[Stored items]
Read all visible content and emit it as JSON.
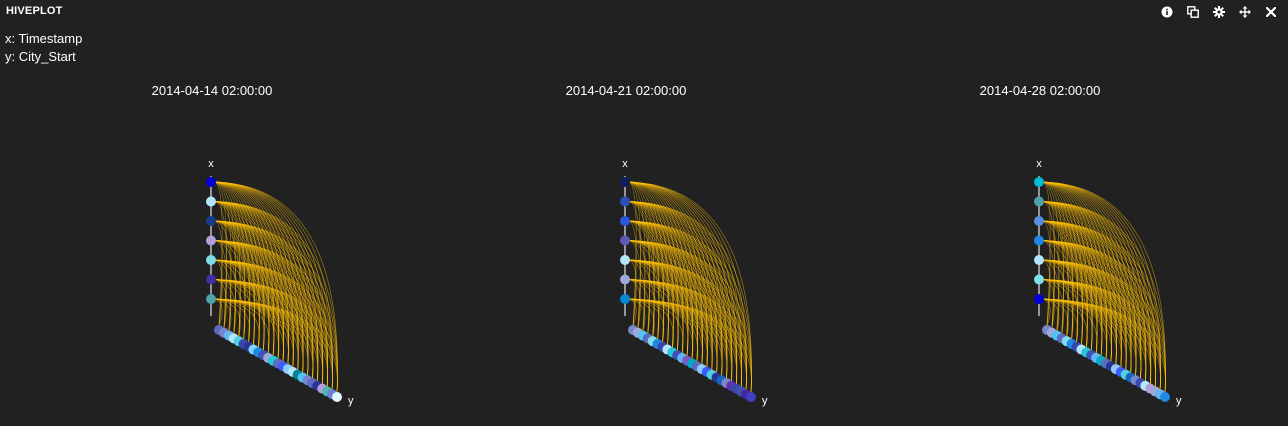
{
  "panel": {
    "title": "HIVEPLOT",
    "toolbar": [
      {
        "icon": "info-icon",
        "label": "Info"
      },
      {
        "icon": "copy-icon",
        "label": "Duplicate"
      },
      {
        "icon": "gear-icon",
        "label": "Settings"
      },
      {
        "icon": "move-icon",
        "label": "Move"
      },
      {
        "icon": "close-icon",
        "label": "Close"
      }
    ]
  },
  "encodings": {
    "x": "x: Timestamp",
    "y": "y: City_Start"
  },
  "axis_names": {
    "x": "x",
    "y": "y"
  },
  "link_color": "#ffc107",
  "axis_color": "#bdbdbd",
  "plots": [
    {
      "title": "2014-04-14 02:00:00",
      "x_node_colors": [
        "#0000d6",
        "#b3e5fc",
        "#1a3a8c",
        "#b39ddb",
        "#80deea",
        "#3f2fa0",
        "#4fa3a8"
      ],
      "y_node_colors": [
        "#5c6bc0",
        "#7986cb",
        "#64b5f6",
        "#b3e5fc",
        "#4dd0e1",
        "#3949ab",
        "#283593",
        "#81d4fa",
        "#1e88e5",
        "#3f51b5",
        "#9fa8da",
        "#26c6da",
        "#5c6bc0",
        "#3d5afe",
        "#90caf9",
        "#b3e5fc",
        "#00838f",
        "#4fc3f7",
        "#7986cb",
        "#5c6bc0",
        "#283593",
        "#b39ddb",
        "#4db6ac",
        "#6a7fd8",
        "#e1f5fe"
      ]
    },
    {
      "title": "2014-04-21 02:00:00",
      "x_node_colors": [
        "#0d1f5c",
        "#2f4fb8",
        "#2a57e0",
        "#5c5cb8",
        "#b3e5fc",
        "#9fa8da",
        "#0288d1"
      ],
      "y_node_colors": [
        "#7986cb",
        "#9fa8da",
        "#4fc3f7",
        "#5c6bc0",
        "#80deea",
        "#1e88e5",
        "#3949ab",
        "#b3e5fc",
        "#26c6da",
        "#3f51b5",
        "#64b5f6",
        "#7e57c2",
        "#00acc1",
        "#5c6bc0",
        "#90caf9",
        "#3d5afe",
        "#4dd0e1",
        "#283593",
        "#1565c0",
        "#7986cb",
        "#5e35b1",
        "#3949ab",
        "#3f51b5",
        "#4527a0",
        "#3f3fbf"
      ]
    },
    {
      "title": "2014-04-28 02:00:00",
      "x_node_colors": [
        "#00bcd4",
        "#4fa3a8",
        "#5c8ee0",
        "#1e88e5",
        "#b3e5fc",
        "#80deea",
        "#0000d6"
      ],
      "y_node_colors": [
        "#7986cb",
        "#9fa8da",
        "#4fc3f7",
        "#5c6bc0",
        "#80deea",
        "#1e88e5",
        "#3949ab",
        "#b3e5fc",
        "#26c6da",
        "#3f51b5",
        "#64b5f6",
        "#00acc1",
        "#5c6bc0",
        "#283593",
        "#90caf9",
        "#3d5afe",
        "#4dd0e1",
        "#1565c0",
        "#7986cb",
        "#3949ab",
        "#b3e5fc",
        "#b39ddb",
        "#9fa8da",
        "#64b5f6",
        "#1e88e5"
      ]
    }
  ]
}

#### SHORT PROBLEM:
What count of lines in the listing contain the word "title"? Reply with the number only.

#### FINISHED TASK:
4